[Figure record listings]
==*==

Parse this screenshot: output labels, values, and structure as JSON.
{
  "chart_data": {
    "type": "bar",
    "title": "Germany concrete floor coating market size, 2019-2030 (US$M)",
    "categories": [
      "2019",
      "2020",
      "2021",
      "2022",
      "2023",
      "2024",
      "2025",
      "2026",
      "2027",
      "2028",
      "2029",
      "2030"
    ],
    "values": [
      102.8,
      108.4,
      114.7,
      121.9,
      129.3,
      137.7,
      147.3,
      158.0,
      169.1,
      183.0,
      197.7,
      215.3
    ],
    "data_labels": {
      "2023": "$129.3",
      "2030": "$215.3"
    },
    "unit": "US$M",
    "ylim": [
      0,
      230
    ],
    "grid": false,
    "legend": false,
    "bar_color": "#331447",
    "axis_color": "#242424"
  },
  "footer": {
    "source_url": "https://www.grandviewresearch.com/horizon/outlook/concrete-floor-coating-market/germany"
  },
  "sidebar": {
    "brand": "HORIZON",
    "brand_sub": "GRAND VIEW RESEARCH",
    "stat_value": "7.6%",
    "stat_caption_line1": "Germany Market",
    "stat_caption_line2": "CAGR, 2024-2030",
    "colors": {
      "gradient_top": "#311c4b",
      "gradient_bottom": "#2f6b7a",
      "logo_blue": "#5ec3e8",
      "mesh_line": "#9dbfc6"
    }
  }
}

==*==

- GIVEN INSTRUCTION:
Would you reproduce all the entries exactly?

- COMPLETED TASK:
Parse this screenshot: output labels, values, and structure as JSON.
{
  "chart_data": {
    "type": "bar",
    "title": "Germany concrete floor coating market size, 2019-2030 (US$M)",
    "categories": [
      "2019",
      "2020",
      "2021",
      "2022",
      "2023",
      "2024",
      "2025",
      "2026",
      "2027",
      "2028",
      "2029",
      "2030"
    ],
    "values": [
      102.8,
      108.4,
      114.7,
      121.9,
      129.3,
      137.7,
      147.3,
      158.0,
      169.1,
      183.0,
      197.7,
      215.3
    ],
    "data_labels": {
      "2023": "$129.3",
      "2030": "$215.3"
    },
    "unit": "US$M",
    "ylim": [
      0,
      230
    ],
    "grid": false,
    "legend": false,
    "bar_color": "#331447",
    "axis_color": "#242424"
  },
  "footer": {
    "source_url": "https://www.grandviewresearch.com/horizon/outlook/concrete-floor-coating-market/germany"
  },
  "sidebar": {
    "brand": "HORIZON",
    "brand_sub": "GRAND VIEW RESEARCH",
    "stat_value": "7.6%",
    "stat_caption_line1": "Germany Market",
    "stat_caption_line2": "CAGR, 2024-2030",
    "colors": {
      "gradient_top": "#311c4b",
      "gradient_bottom": "#2f6b7a",
      "logo_blue": "#5ec3e8",
      "mesh_line": "#9dbfc6"
    }
  }
}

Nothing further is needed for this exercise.